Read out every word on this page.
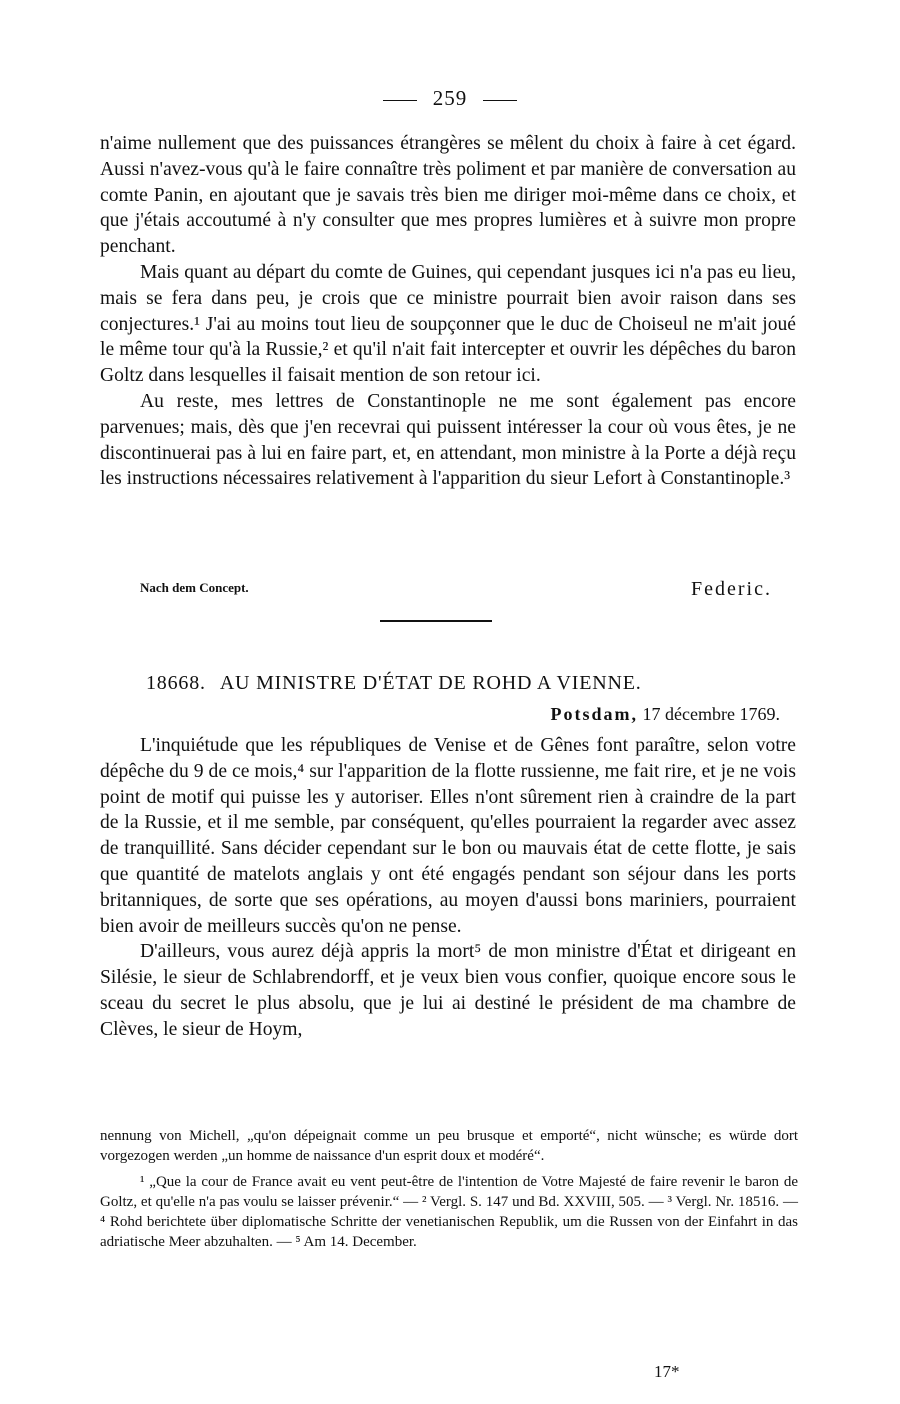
259

n'aime nullement que des puissances étrangères se mêlent du choix à faire à cet égard. Aussi n'avez-vous qu'à le faire connaître très poliment et par manière de conversation au comte Panin, en ajoutant que je savais très bien me diriger moi-même dans ce choix, et que j'étais accoutumé à n'y consulter que mes propres lumières et à suivre mon propre penchant.

Mais quant au départ du comte de Guines, qui cependant jusques ici n'a pas eu lieu, mais se fera dans peu, je crois que ce ministre pourrait bien avoir raison dans ses conjectures.¹ J'ai au moins tout lieu de soupçonner que le duc de Choiseul ne m'ait joué le même tour qu'à la Russie,² et qu'il n'ait fait intercepter et ouvrir les dépêches du baron Goltz dans lesquelles il faisait mention de son retour ici.

Au reste, mes lettres de Constantinople ne me sont également pas encore parvenues; mais, dès que j'en recevrai qui puissent intéresser la cour où vous êtes, je ne discontinuerai pas à lui en faire part, et, en attendant, mon ministre à la Porte a déjà reçu les instructions nécessaires relativement à l'apparition du sieur Lefort à Constantinople.³

Nach dem Concept.	Federic.
18668. AU MINISTRE D'ÉTAT DE ROHD A VIENNE.
Potsdam, 17 décembre 1769.

L'inquiétude que les républiques de Venise et de Gênes font paraître, selon votre dépêche du 9 de ce mois,⁴ sur l'apparition de la flotte russienne, me fait rire, et je ne vois point de motif qui puisse les y autoriser. Elles n'ont sûrement rien à craindre de la part de la Russie, et il me semble, par conséquent, qu'elles pourraient la regarder avec assez de tranquillité. Sans décider cependant sur le bon ou mauvais état de cette flotte, je sais que quantité de matelots anglais y ont été engagés pendant son séjour dans les ports britanniques, de sorte que ses opérations, au moyen d'aussi bons mariniers, pourraient bien avoir de meilleurs succès qu'on ne pense.

D'ailleurs, vous aurez déjà appris la mort⁵ de mon ministre d'État et dirigeant en Silésie, le sieur de Schlabrendorff, et je veux bien vous confier, quoique encore sous le sceau du secret le plus absolu, que je lui ai destiné le président de ma chambre de Clèves, le sieur de Hoym,

nennung von Michell, „qu'on dépeignait comme un peu brusque et emporté“, nicht wünsche; es würde dort vorgezogen werden „un homme de naissance d'un esprit doux et modéré“.

¹ „Que la cour de France avait eu vent peut-être de l'intention de Votre Majesté de faire revenir le baron de Goltz, et qu'elle n'a pas voulu se laisser prévenir.“ — ² Vergl. S. 147 und Bd. XXVIII, 505. — ³ Vergl. Nr. 18516. — ⁴ Rohd berichtete über diplomatische Schritte der venetianischen Republik, um die Russen von der Einfahrt in das adriatische Meer abzuhalten. — ⁵ Am 14. December.

17*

◇ ◇ ◇ ◇ ◇

» Problem requirements: Without the pictures, reproduce every line of the records above exactly.

» Response:
Read out every word on this page.
259

n'aime nullement que des puissances étrangères se mêlent du choix à faire à cet égard. Aussi n'avez-vous qu'à le faire connaître très poliment et par manière de conversation au comte Panin, en ajoutant que je savais très bien me diriger moi-même dans ce choix, et que j'étais accoutumé à n'y consulter que mes propres lumières et à suivre mon propre penchant.

Mais quant au départ du comte de Guines, qui cependant jusques ici n'a pas eu lieu, mais se fera dans peu, je crois que ce ministre pourrait bien avoir raison dans ses conjectures.¹ J'ai au moins tout lieu de soupçonner que le duc de Choiseul ne m'ait joué le même tour qu'à la Russie,² et qu'il n'ait fait intercepter et ouvrir les dépêches du baron Goltz dans lesquelles il faisait mention de son retour ici.

Au reste, mes lettres de Constantinople ne me sont également pas encore parvenues; mais, dès que j'en recevrai qui puissent intéresser la cour où vous êtes, je ne discontinuerai pas à lui en faire part, et, en attendant, mon ministre à la Porte a déjà reçu les instructions nécessaires relativement à l'apparition du sieur Lefort à Constantinople.³

Nach dem Concept.	Federic.
18668. AU MINISTRE D'ÉTAT DE ROHD A VIENNE.
Potsdam, 17 décembre 1769.

L'inquiétude que les républiques de Venise et de Gênes font paraître, selon votre dépêche du 9 de ce mois,⁴ sur l'apparition de la flotte russienne, me fait rire, et je ne vois point de motif qui puisse les y autoriser. Elles n'ont sûrement rien à craindre de la part de la Russie, et il me semble, par conséquent, qu'elles pourraient la regarder avec assez de tranquillité. Sans décider cependant sur le bon ou mauvais état de cette flotte, je sais que quantité de matelots anglais y ont été engagés pendant son séjour dans les ports britanniques, de sorte que ses opérations, au moyen d'aussi bons mariniers, pourraient bien avoir de meilleurs succès qu'on ne pense.

D'ailleurs, vous aurez déjà appris la mort⁵ de mon ministre d'État et dirigeant en Silésie, le sieur de Schlabrendorff, et je veux bien vous confier, quoique encore sous le sceau du secret le plus absolu, que je lui ai destiné le président de ma chambre de Clèves, le sieur de Hoym,

nennung von Michell, „qu'on dépeignait comme un peu brusque et emporté“, nicht wünsche; es würde dort vorgezogen werden „un homme de naissance d'un esprit doux et modéré“.

¹ „Que la cour de France avait eu vent peut-être de l'intention de Votre Majesté de faire revenir le baron de Goltz, et qu'elle n'a pas voulu se laisser prévenir.“ — ² Vergl. S. 147 und Bd. XXVIII, 505. — ³ Vergl. Nr. 18516. — ⁴ Rohd berichtete über diplomatische Schritte der venetianischen Republik, um die Russen von der Einfahrt in das adriatische Meer abzuhalten. — ⁵ Am 14. December.

17*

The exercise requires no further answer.